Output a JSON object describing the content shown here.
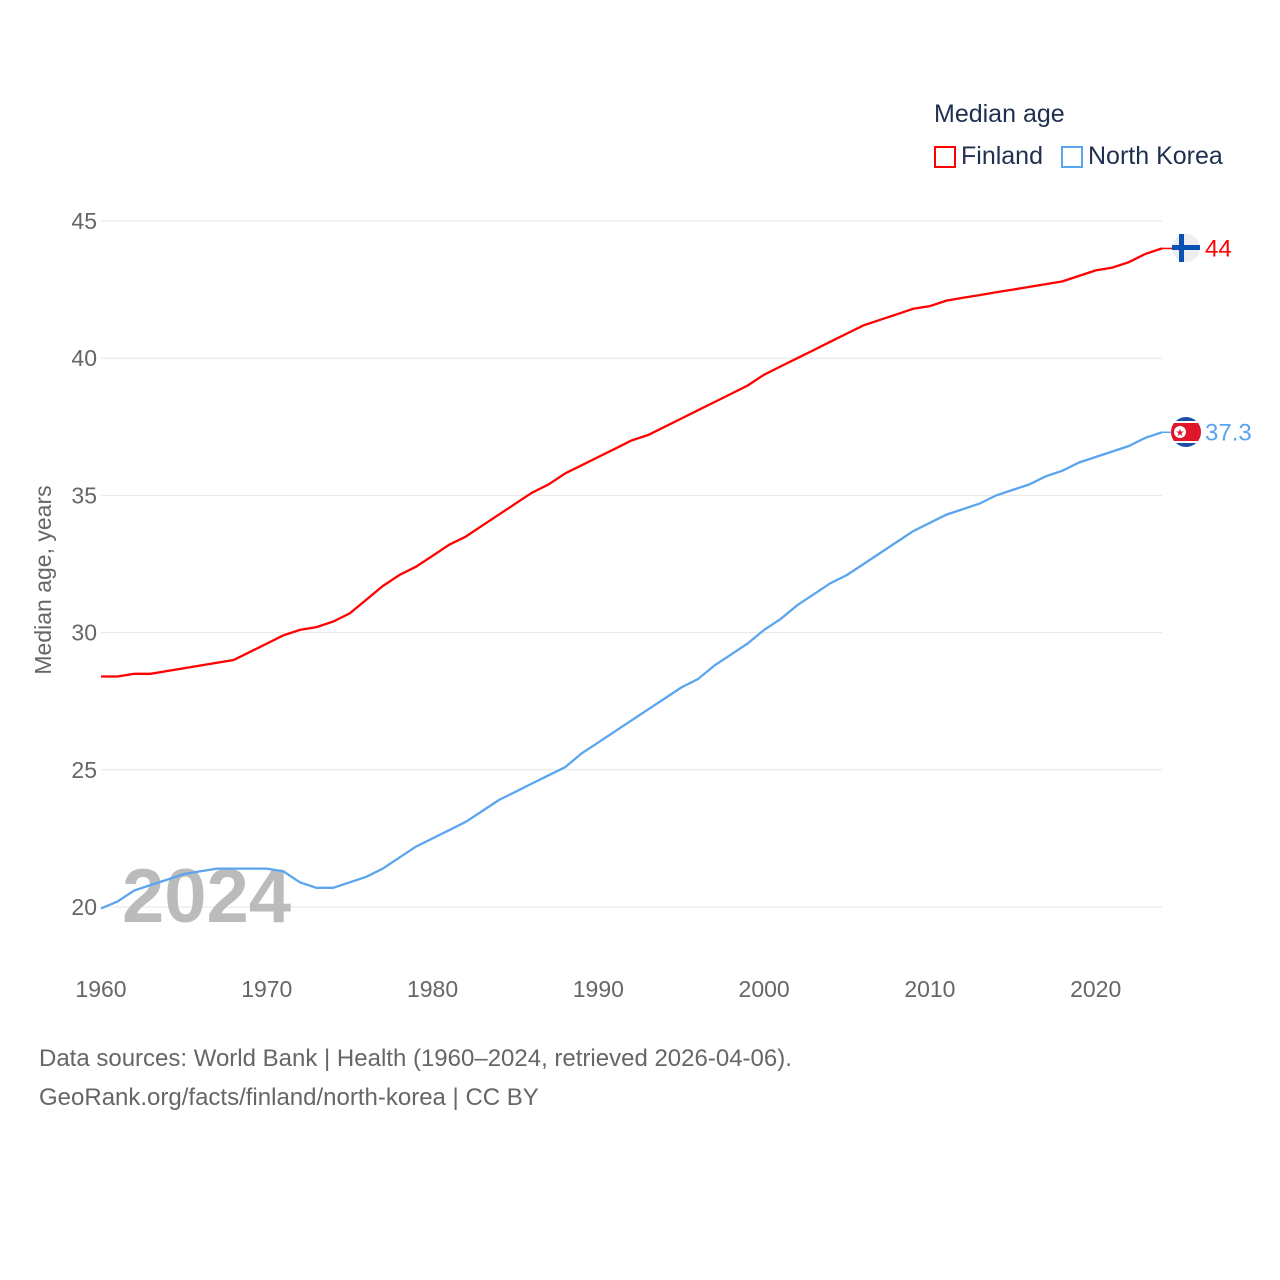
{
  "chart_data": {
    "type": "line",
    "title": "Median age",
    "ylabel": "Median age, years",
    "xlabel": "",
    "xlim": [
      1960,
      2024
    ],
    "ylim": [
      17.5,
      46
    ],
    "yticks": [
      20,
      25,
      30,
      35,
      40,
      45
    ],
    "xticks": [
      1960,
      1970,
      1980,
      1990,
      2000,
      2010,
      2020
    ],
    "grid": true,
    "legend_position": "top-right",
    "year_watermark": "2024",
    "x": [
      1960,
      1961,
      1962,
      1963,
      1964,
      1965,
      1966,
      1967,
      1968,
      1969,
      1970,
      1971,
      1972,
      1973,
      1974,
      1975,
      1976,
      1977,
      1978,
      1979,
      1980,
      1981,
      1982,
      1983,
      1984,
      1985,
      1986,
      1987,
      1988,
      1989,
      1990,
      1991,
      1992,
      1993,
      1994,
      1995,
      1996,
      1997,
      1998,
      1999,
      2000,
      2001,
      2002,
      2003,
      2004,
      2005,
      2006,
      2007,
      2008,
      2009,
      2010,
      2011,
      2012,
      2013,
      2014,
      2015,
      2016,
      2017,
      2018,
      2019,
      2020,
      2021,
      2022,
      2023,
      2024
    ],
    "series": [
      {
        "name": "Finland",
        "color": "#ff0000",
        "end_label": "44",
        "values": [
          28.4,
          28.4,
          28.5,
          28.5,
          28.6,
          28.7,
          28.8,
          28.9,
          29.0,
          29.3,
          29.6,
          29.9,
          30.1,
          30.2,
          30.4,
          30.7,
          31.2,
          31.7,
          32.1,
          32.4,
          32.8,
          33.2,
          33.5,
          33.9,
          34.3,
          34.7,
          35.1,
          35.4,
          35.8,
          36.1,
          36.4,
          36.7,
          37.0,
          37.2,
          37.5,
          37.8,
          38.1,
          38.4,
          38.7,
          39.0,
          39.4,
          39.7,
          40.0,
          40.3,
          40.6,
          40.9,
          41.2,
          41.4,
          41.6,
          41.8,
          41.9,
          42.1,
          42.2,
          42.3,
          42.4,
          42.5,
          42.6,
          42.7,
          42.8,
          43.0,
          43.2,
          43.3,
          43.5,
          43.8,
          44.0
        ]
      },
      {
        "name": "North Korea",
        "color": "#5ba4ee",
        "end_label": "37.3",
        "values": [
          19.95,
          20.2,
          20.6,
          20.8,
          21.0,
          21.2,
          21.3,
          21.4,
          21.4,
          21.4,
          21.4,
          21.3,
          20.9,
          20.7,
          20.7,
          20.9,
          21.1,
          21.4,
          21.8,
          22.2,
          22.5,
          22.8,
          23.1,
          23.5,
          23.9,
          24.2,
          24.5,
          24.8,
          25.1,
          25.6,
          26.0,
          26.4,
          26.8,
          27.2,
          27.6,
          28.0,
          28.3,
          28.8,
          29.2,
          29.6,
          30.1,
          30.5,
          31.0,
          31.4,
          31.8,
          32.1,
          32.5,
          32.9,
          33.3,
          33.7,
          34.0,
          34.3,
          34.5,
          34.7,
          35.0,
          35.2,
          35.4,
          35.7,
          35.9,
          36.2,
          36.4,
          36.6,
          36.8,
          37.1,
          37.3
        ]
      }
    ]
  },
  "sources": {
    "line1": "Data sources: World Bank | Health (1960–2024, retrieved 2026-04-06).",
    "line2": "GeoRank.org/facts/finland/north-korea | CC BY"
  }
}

□ □ □ □ □

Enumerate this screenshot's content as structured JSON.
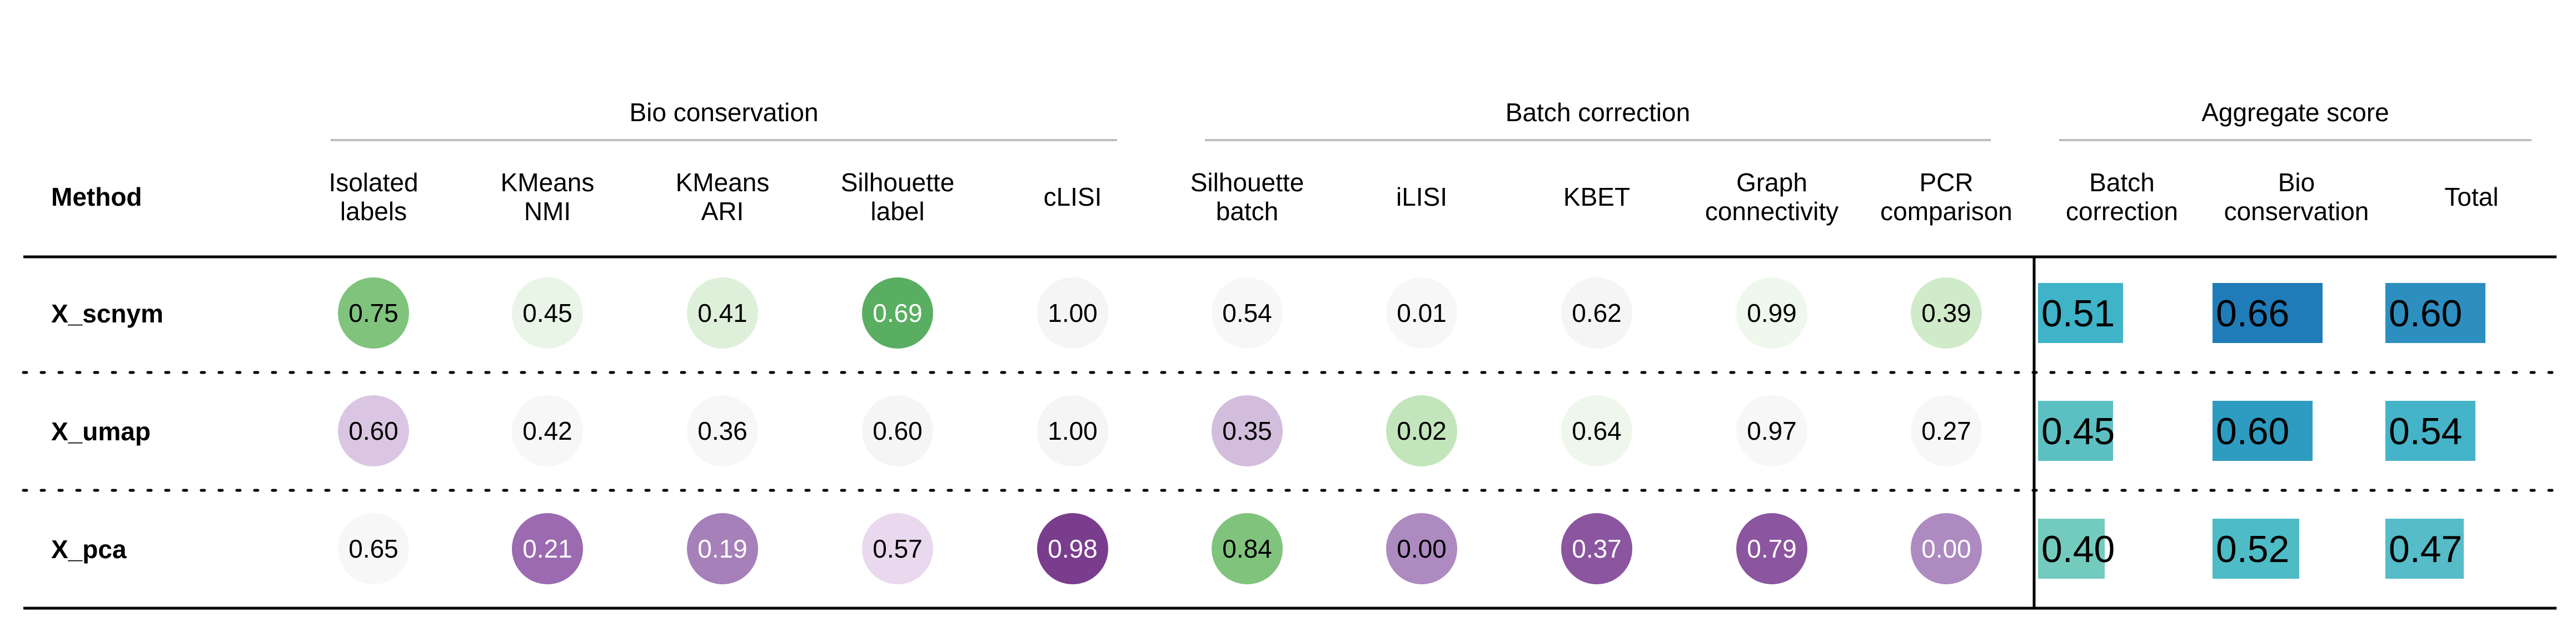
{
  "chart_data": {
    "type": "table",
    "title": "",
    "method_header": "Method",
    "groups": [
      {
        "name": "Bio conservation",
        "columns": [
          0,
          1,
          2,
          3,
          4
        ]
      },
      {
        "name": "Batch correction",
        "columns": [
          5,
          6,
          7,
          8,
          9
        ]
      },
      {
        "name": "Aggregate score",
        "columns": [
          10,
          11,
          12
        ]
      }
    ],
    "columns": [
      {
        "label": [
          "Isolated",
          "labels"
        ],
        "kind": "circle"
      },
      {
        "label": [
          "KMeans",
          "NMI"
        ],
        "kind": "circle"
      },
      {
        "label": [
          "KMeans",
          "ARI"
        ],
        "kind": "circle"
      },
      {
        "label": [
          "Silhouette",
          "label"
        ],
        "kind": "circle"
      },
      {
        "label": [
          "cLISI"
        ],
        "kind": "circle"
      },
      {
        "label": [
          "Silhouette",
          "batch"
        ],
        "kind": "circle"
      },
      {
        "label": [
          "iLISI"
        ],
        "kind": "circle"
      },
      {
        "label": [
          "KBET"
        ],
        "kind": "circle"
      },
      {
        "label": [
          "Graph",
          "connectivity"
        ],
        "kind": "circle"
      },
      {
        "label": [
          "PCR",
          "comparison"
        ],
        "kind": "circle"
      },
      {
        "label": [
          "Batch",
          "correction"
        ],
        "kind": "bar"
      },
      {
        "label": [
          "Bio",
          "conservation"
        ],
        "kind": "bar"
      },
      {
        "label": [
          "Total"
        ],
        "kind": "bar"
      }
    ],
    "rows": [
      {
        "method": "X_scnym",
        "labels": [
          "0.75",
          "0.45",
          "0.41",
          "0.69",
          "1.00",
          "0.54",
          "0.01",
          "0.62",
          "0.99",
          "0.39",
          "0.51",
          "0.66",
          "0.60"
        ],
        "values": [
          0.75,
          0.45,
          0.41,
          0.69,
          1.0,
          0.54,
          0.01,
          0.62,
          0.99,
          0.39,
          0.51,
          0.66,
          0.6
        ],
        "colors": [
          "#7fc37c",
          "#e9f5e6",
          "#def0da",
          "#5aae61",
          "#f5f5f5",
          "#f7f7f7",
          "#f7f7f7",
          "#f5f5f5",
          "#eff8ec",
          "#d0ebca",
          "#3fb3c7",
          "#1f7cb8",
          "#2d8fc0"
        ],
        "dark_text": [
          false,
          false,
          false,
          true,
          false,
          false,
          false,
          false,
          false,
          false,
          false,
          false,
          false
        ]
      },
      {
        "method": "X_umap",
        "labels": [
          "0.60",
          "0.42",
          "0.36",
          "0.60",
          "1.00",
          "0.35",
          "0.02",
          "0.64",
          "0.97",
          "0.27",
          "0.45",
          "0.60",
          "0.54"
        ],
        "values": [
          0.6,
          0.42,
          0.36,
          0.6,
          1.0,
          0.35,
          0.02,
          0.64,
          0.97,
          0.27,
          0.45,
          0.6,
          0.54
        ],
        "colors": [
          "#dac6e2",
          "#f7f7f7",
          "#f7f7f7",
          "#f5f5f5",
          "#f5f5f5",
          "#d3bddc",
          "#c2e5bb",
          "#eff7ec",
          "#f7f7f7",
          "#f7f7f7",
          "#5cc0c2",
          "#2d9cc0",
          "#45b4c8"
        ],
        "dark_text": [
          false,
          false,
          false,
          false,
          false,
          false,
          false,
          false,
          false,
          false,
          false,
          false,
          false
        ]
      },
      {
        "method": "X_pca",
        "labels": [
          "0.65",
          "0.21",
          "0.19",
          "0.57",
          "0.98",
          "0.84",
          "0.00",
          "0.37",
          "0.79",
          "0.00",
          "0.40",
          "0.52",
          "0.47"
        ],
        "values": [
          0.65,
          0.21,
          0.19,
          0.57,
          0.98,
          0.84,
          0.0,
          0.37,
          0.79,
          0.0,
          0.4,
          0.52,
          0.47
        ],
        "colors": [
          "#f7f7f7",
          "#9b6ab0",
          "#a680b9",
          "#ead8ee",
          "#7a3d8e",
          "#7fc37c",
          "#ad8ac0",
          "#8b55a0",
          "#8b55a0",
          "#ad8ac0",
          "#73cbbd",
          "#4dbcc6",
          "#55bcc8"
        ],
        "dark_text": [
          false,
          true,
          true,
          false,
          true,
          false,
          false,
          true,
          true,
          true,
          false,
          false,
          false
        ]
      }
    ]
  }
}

□ □ □ □ □

* _AIM_
Isolate each line of the listing above that includes "content". Copy it.

* _TASK OUTPUT_
Output a JSON object describing the content shown here.
Enumerate this screenshot's content as structured JSON.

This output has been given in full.